* [DIRECTION]
Reproduce every entry exactly as shown.

* [SUPPLIED ENTRIES]
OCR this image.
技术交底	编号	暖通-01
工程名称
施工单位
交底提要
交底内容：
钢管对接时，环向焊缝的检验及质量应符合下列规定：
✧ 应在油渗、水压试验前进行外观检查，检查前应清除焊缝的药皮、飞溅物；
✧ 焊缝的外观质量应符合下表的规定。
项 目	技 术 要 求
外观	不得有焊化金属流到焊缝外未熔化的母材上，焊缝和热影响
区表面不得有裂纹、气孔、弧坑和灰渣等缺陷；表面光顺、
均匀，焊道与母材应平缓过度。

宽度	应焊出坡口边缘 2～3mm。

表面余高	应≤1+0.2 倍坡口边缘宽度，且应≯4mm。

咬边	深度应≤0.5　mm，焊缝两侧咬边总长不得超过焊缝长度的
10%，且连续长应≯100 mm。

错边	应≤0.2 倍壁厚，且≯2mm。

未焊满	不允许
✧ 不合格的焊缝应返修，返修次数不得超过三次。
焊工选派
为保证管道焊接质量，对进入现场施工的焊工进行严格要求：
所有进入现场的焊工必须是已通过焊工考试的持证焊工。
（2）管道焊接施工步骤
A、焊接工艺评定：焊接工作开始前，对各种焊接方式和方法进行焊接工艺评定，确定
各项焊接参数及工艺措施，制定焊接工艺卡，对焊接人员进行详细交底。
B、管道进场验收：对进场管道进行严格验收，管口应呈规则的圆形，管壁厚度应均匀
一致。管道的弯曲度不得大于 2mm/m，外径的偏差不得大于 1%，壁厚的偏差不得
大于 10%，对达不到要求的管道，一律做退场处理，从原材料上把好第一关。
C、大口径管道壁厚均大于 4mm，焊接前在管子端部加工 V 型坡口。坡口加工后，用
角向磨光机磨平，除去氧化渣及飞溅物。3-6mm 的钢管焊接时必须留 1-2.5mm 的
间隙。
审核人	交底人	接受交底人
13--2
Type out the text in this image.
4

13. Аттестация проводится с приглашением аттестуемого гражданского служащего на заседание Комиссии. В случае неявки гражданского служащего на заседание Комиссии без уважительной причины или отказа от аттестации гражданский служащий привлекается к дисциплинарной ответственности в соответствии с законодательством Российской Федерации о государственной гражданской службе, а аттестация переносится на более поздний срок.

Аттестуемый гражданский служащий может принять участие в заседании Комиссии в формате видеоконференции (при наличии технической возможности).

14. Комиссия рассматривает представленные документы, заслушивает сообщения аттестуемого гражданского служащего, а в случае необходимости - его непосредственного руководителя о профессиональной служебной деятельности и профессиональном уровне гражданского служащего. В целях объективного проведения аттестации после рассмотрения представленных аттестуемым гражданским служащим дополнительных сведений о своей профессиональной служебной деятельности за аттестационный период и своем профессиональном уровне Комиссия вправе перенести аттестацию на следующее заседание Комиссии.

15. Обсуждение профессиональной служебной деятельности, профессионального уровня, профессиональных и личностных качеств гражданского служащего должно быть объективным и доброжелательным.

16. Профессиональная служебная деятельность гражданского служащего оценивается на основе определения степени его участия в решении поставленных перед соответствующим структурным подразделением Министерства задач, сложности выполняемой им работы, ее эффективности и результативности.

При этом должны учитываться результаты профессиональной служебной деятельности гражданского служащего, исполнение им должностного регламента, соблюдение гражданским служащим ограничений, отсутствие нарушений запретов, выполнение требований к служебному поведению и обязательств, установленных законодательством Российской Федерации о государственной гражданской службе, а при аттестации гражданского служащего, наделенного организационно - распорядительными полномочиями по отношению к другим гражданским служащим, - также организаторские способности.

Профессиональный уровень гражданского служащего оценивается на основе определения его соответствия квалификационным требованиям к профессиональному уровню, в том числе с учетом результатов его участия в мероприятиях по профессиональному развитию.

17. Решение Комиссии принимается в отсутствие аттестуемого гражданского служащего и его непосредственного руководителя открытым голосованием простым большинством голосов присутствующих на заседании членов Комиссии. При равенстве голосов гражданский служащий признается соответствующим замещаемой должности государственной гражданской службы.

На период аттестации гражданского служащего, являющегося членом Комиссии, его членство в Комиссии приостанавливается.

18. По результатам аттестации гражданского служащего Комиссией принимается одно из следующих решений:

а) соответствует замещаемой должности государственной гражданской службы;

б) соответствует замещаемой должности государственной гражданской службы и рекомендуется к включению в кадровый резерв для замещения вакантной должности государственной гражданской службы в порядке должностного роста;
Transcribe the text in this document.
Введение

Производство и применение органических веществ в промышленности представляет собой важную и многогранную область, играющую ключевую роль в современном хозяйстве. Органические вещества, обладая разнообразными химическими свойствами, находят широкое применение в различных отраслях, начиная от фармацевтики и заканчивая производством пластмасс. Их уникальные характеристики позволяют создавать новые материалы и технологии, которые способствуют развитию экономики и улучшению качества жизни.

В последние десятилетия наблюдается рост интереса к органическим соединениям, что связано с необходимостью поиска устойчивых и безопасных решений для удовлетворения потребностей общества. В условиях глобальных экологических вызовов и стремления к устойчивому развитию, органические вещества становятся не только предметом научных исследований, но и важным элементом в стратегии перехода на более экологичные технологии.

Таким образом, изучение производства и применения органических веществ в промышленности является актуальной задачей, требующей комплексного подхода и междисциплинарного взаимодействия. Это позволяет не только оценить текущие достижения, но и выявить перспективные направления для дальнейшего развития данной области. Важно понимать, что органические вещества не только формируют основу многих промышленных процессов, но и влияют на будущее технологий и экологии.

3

* [WORKED SOLUTION]
OCR this image.
技术交底	编号	暖通-01
工程名称
施工单位
交底提要
交底内容：
钢管对接时，环向焊缝的检验及质量应符合下列规定：
✧ 应在油渗、水压试验前进行外观检查，检查前应清除焊缝的药皮、飞溅物；
✧ 焊缝的外观质量应符合下表的规定。
项 目	技 术 要 求
外观	不得有焊化金属流到焊缝外未熔化的母材上，焊缝和热影响
区表面不得有裂纹、气孔、弧坑和灰渣等缺陷；表面光顺、
均匀，焊道与母材应平缓过度。

宽度	应焊出坡口边缘 2～3mm。

表面余高	应≤1+0.2 倍坡口边缘宽度，且应≯4mm。

咬边	深度应≤0.5　mm，焊缝两侧咬边总长不得超过焊缝长度的
10%，且连续长应≯100 mm。

错边	应≤0.2 倍壁厚，且≯2mm。

未焊满	不允许
✧ 不合格的焊缝应返修，返修次数不得超过三次。
焊工选派
为保证管道焊接质量，对进入现场施工的焊工进行严格要求：
所有进入现场的焊工必须是已通过焊工考试的持证焊工。
（2）管道焊接施工步骤
A、焊接工艺评定：焊接工作开始前，对各种焊接方式和方法进行焊接工艺评定，确定
各项焊接参数及工艺措施，制定焊接工艺卡，对焊接人员进行详细交底。
B、管道进场验收：对进场管道进行严格验收，管口应呈规则的圆形，管壁厚度应均匀
一致。管道的弯曲度不得大于 2mm/m，外径的偏差不得大于 1%，壁厚的偏差不得
大于 10%，对达不到要求的管道，一律做退场处理，从原材料上把好第一关。
C、大口径管道壁厚均大于 4mm，焊接前在管子端部加工 V 型坡口。坡口加工后，用
角向磨光机磨平，除去氧化渣及飞溅物。3-6mm 的钢管焊接时必须留 1-2.5mm 的
间隙。
审核人	交底人	接受交底人
13--2
Type out the text in this image.
4

13. Аттестация проводится с приглашением аттестуемого гражданского служащего на заседание Комиссии. В случае неявки гражданского служащего на заседание Комиссии без уважительной причины или отказа от аттестации гражданский служащий привлекается к дисциплинарной ответственности в соответствии с законодательством Российской Федерации о государственной гражданской службе, а аттестация переносится на более поздний срок.

Аттестуемый гражданский служащий может принять участие в заседании Комиссии в формате видеоконференции (при наличии технической возможности).

14. Комиссия рассматривает представленные документы, заслушивает сообщения аттестуемого гражданского служащего, а в случае необходимости - его непосредственного руководителя о профессиональной служебной деятельности и профессиональном уровне гражданского служащего. В целях объективного проведения аттестации после рассмотрения представленных аттестуемым гражданским служащим дополнительных сведений о своей профессиональной служебной деятельности за аттестационный период и своем профессиональном уровне Комиссия вправе перенести аттестацию на следующее заседание Комиссии.

15. Обсуждение профессиональной служебной деятельности, профессионального уровня, профессиональных и личностных качеств гражданского служащего должно быть объективным и доброжелательным.

16. Профессиональная служебная деятельность гражданского служащего оценивается на основе определения степени его участия в решении поставленных перед соответствующим структурным подразделением Министерства задач, сложности выполняемой им работы, ее эффективности и результативности.

При этом должны учитываться результаты профессиональной служебной деятельности гражданского служащего, исполнение им должностного регламента, соблюдение гражданским служащим ограничений, отсутствие нарушений запретов, выполнение требований к служебному поведению и обязательств, установленных законодательством Российской Федерации о государственной гражданской службе, а при аттестации гражданского служащего, наделенного организационно - распорядительными полномочиями по отношению к другим гражданским служащим, - также организаторские способности.

Профессиональный уровень гражданского служащего оценивается на основе определения его соответствия квалификационным требованиям к профессиональному уровню, в том числе с учетом результатов его участия в мероприятиях по профессиональному развитию.

17. Решение Комиссии принимается в отсутствие аттестуемого гражданского служащего и его непосредственного руководителя открытым голосованием простым большинством голосов присутствующих на заседании членов Комиссии. При равенстве голосов гражданский служащий признается соответствующим замещаемой должности государственной гражданской службы.

На период аттестации гражданского служащего, являющегося членом Комиссии, его членство в Комиссии приостанавливается.

18. По результатам аттестации гражданского служащего Комиссией принимается одно из следующих решений:

а) соответствует замещаемой должности государственной гражданской службы;

б) соответствует замещаемой должности государственной гражданской службы и рекомендуется к включению в кадровый резерв для замещения вакантной должности государственной гражданской службы в порядке должностного роста;
Transcribe the text in this document.
Введение

Производство и применение органических веществ в промышленности представляет собой важную и многогранную область, играющую ключевую роль в современном хозяйстве. Органические вещества, обладая разнообразными химическими свойствами, находят широкое применение в различных отраслях, начиная от фармацевтики и заканчивая производством пластмасс. Их уникальные характеристики позволяют создавать новые материалы и технологии, которые способствуют развитию экономики и улучшению качества жизни.

В последние десятилетия наблюдается рост интереса к органическим соединениям, что связано с необходимостью поиска устойчивых и безопасных решений для удовлетворения потребностей общества. В условиях глобальных экологических вызовов и стремления к устойчивому развитию, органические вещества становятся не только предметом научных исследований, но и важным элементом в стратегии перехода на более экологичные технологии.

Таким образом, изучение производства и применения органических веществ в промышленности является актуальной задачей, требующей комплексного подхода и междисциплинарного взаимодействия. Это позволяет не только оценить текущие достижения, но и выявить перспективные направления для дальнейшего развития данной области. Важно понимать, что органические вещества не только формируют основу многих промышленных процессов, но и влияют на будущее технологий и экологии.

3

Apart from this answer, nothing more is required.